> **WHAT THE TASK ASKS**: Go through the data and copy every line exactly, but not the images.

> **EXERCISE MATERIAL**:
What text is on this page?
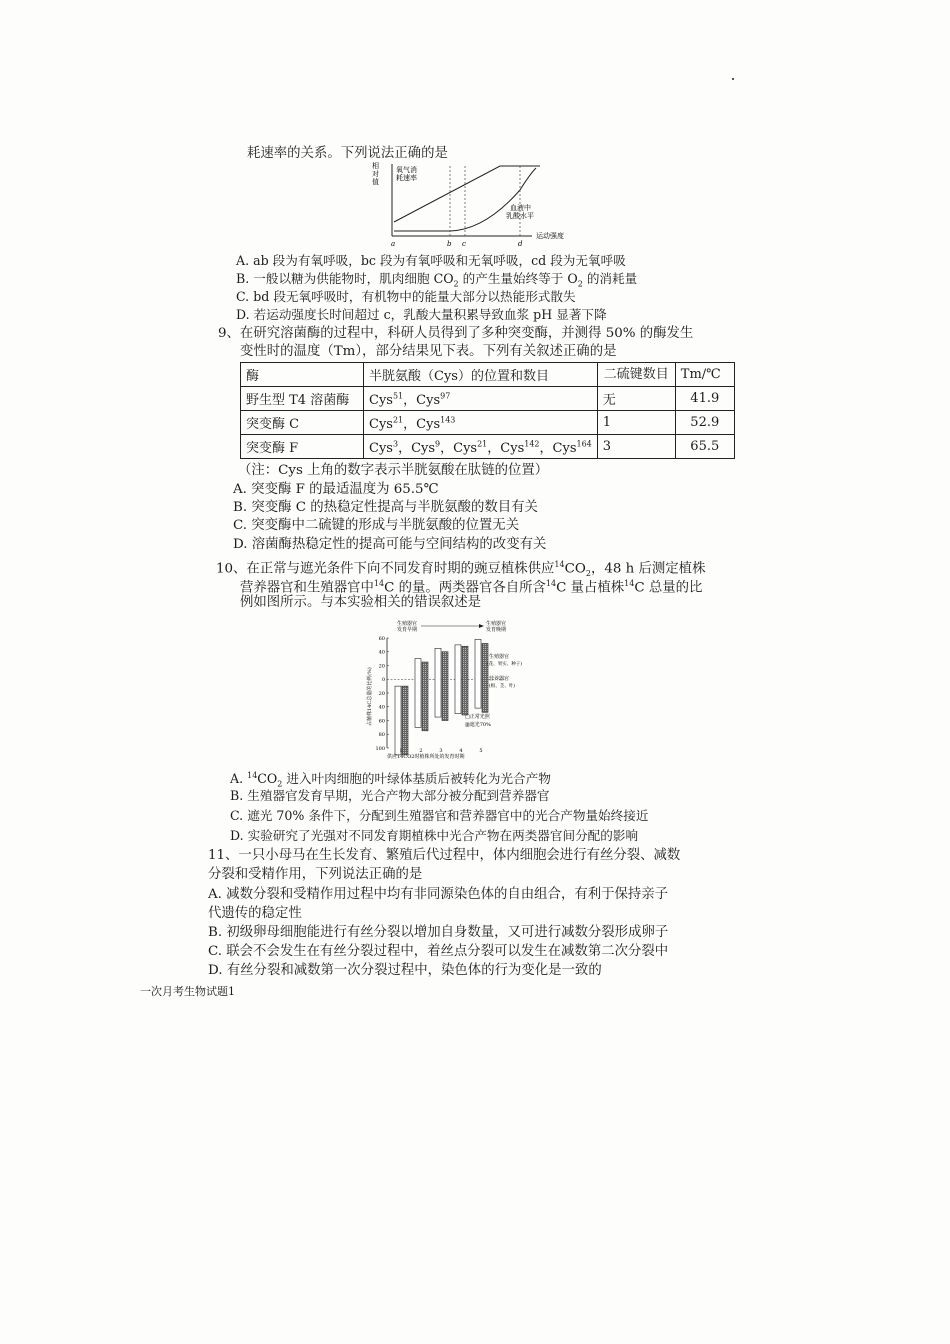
耗速率的关系。下列说法正确的是
相
对
值
运动强度
氧气消
耗速率
血液中
乳酸水平
a	b c	d
A. ab 段为有氧呼吸，bc 段为有氧呼吸和无氧呼吸，cd 段为无氧呼吸
B. 一般以糖为供能物时，肌肉细胞 $CO_2$ 的产生量始终等于 $O_2$ 的消耗量
C. bd 段无氧呼吸时，有机物中的能量大部分以热能形式散失
D. 若运动强度长时间超过 c，乳酸大量积累导致血浆 pH 显著下降
9、在研究溶菌酶的过程中，科研人员得到了多种突变酶，并测得 50% 的酶发生
变性时的温度（Tm），部分结果见下表。下列有关叙述正确的是
酶	半胱氨酸（Cys）的位置和数目	二硫键数目	Tm/℃
野生型 T4 溶菌酶	Cys$^{51}$，Cys$^{97}$	无	41.9
突变酶 C	Cys$^{21}$，Cys$^{143}$	1	52.9
突变酶 F	Cys$^3$，Cys$^9$，Cys$^{21}$，Cys$^{142}$，Cys$^{164}$	3	65.5
（注：Cys 上角的数字表示半胱氨酸在肽链的位置）
A. 突变酶 F 的最适温度为 65.5℃
B. 突变酶 C 的热稳定性提高与半胱氨酸的数目有关
C. 突变酶中二硫键的形成与半胱氨酸的位置无关
D. 溶菌酶热稳定性的提高可能与空间结构的改变有关
10、在正常与遮光条件下向不同发育时期的豌豆植株供应$^{14}CO_2$，48 h 后测定植株
营养器官和生殖器官中$^{14}$C 的量。两类器官各自所含$^{14}$C 量占植株$^{14}$C 总量的比
例如图所示。与本实验相关的错误叙述是
生殖器官
发育早期
生殖器官
发育晚期
占植株14C总量的比例(%)
60
40
20
0
20
40
60
80
100	1	2	3	4	5
生殖器官
(花、果实、种子)
营养器官
(根、茎、叶)
□正常光照
▥遮光70%
供应14CO2时植株所处的发育时期
A. $^{14}CO_2$ 进入叶肉细胞的叶绿体基质后被转化为光合产物
B. 生殖器官发育早期，光合产物大部分被分配到营养器官
C. 遮光 70% 条件下，分配到生殖器官和营养器官中的光合产物量始终接近
D. 实验研究了光强对不同发育期植株中光合产物在两类器官间分配的影响
11、一只小母马在生长发育、繁殖后代过程中，体内细胞会进行有丝分裂、减数
分裂和受精作用，下列说法正确的是
A. 减数分裂和受精作用过程中均有非同源染色体的自由组合，有利于保持亲子
代遗传的稳定性
B. 初级卵母细胞能进行有丝分裂以增加自身数量，又可进行减数分裂形成卵子
C. 联会不会发生在有丝分裂过程中，着丝点分裂可以发生在减数第二次分裂中
D. 有丝分裂和减数第一次分裂过程中，染色体的行为变化是一致的
一次月考生物试题1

> **REPLY**:
What text is on this page?
耗速率的关系。下列说法正确的是
相
对
值
运动强度
氧气消
耗速率
血液中
乳酸水平
a	b c	d
A. ab 段为有氧呼吸，bc 段为有氧呼吸和无氧呼吸，cd 段为无氧呼吸
B. 一般以糖为供能物时，肌肉细胞 $CO_2$ 的产生量始终等于 $O_2$ 的消耗量
C. bd 段无氧呼吸时，有机物中的能量大部分以热能形式散失
D. 若运动强度长时间超过 c，乳酸大量积累导致血浆 pH 显著下降
9、在研究溶菌酶的过程中，科研人员得到了多种突变酶，并测得 50% 的酶发生
变性时的温度（Tm），部分结果见下表。下列有关叙述正确的是
酶	半胱氨酸（Cys）的位置和数目	二硫键数目	Tm/℃
野生型 T4 溶菌酶	Cys$^{51}$，Cys$^{97}$	无	41.9
突变酶 C	Cys$^{21}$，Cys$^{143}$	1	52.9
突变酶 F	Cys$^3$，Cys$^9$，Cys$^{21}$，Cys$^{142}$，Cys$^{164}$	3	65.5
（注：Cys 上角的数字表示半胱氨酸在肽链的位置）
A. 突变酶 F 的最适温度为 65.5℃
B. 突变酶 C 的热稳定性提高与半胱氨酸的数目有关
C. 突变酶中二硫键的形成与半胱氨酸的位置无关
D. 溶菌酶热稳定性的提高可能与空间结构的改变有关
10、在正常与遮光条件下向不同发育时期的豌豆植株供应$^{14}CO_2$，48 h 后测定植株
营养器官和生殖器官中$^{14}$C 的量。两类器官各自所含$^{14}$C 量占植株$^{14}$C 总量的比
例如图所示。与本实验相关的错误叙述是
生殖器官
发育早期
生殖器官
发育晚期
占植株14C总量的比例(%)
60
40
20
0
20
40
60
80
100	1	2	3	4	5
生殖器官
(花、果实、种子)
营养器官
(根、茎、叶)
□正常光照
▥遮光70%
供应14CO2时植株所处的发育时期
A. $^{14}CO_2$ 进入叶肉细胞的叶绿体基质后被转化为光合产物
B. 生殖器官发育早期，光合产物大部分被分配到营养器官
C. 遮光 70% 条件下，分配到生殖器官和营养器官中的光合产物量始终接近
D. 实验研究了光强对不同发育期植株中光合产物在两类器官间分配的影响
11、一只小母马在生长发育、繁殖后代过程中，体内细胞会进行有丝分裂、减数
分裂和受精作用，下列说法正确的是
A. 减数分裂和受精作用过程中均有非同源染色体的自由组合，有利于保持亲子
代遗传的稳定性
B. 初级卵母细胞能进行有丝分裂以增加自身数量，又可进行减数分裂形成卵子
C. 联会不会发生在有丝分裂过程中，着丝点分裂可以发生在减数第二次分裂中
D. 有丝分裂和减数第一次分裂过程中，染色体的行为变化是一致的
一次月考生物试题1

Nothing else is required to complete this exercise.